┏━━
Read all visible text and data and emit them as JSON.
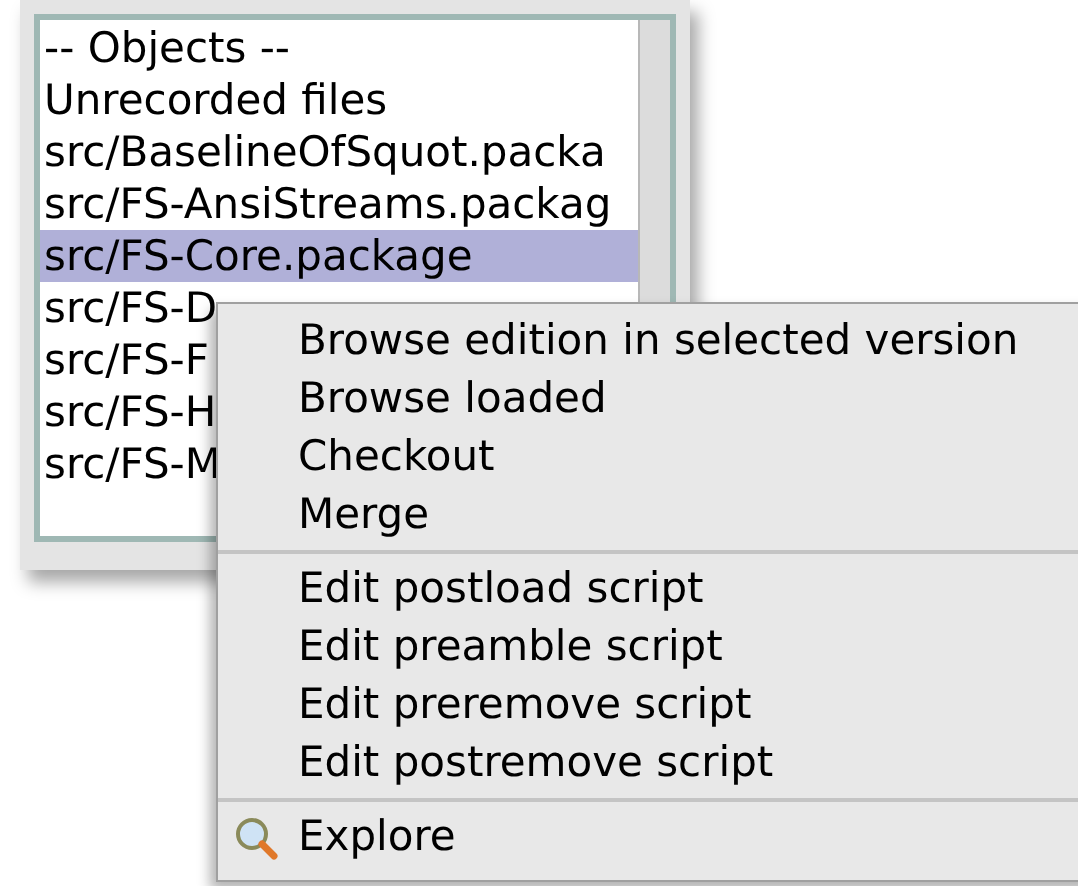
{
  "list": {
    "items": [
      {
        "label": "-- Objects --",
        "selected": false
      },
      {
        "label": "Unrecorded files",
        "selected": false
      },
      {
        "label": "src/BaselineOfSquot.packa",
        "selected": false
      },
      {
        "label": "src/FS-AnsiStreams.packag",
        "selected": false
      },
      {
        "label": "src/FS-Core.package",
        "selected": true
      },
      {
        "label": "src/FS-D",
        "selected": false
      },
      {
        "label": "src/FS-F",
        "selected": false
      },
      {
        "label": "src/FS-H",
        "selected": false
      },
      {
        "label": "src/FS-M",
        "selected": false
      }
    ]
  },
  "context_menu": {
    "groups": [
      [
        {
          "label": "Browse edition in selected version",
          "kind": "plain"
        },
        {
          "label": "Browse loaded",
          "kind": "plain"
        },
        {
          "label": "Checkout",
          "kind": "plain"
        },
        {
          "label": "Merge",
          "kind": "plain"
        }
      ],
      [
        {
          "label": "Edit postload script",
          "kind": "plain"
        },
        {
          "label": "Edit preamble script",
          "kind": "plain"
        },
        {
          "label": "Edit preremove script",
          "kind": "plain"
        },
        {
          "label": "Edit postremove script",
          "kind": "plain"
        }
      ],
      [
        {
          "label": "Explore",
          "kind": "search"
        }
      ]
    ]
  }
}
┗━━
=== Work required ===
Each record above is to be restated exactly, with its pictures removed from the copy.

=== Written solution ===
Read all visible text and data and emit them as JSON.
{
  "list": {
    "items": [
      {
        "label": "-- Objects --",
        "selected": false
      },
      {
        "label": "Unrecorded files",
        "selected": false
      },
      {
        "label": "src/BaselineOfSquot.packa",
        "selected": false
      },
      {
        "label": "src/FS-AnsiStreams.packag",
        "selected": false
      },
      {
        "label": "src/FS-Core.package",
        "selected": true
      },
      {
        "label": "src/FS-D",
        "selected": false
      },
      {
        "label": "src/FS-F",
        "selected": false
      },
      {
        "label": "src/FS-H",
        "selected": false
      },
      {
        "label": "src/FS-M",
        "selected": false
      }
    ]
  },
  "context_menu": {
    "groups": [
      [
        {
          "label": "Browse edition in selected version",
          "kind": "plain"
        },
        {
          "label": "Browse loaded",
          "kind": "plain"
        },
        {
          "label": "Checkout",
          "kind": "plain"
        },
        {
          "label": "Merge",
          "kind": "plain"
        }
      ],
      [
        {
          "label": "Edit postload script",
          "kind": "plain"
        },
        {
          "label": "Edit preamble script",
          "kind": "plain"
        },
        {
          "label": "Edit preremove script",
          "kind": "plain"
        },
        {
          "label": "Edit postremove script",
          "kind": "plain"
        }
      ],
      [
        {
          "label": "Explore",
          "kind": "search"
        }
      ]
    ]
  }
}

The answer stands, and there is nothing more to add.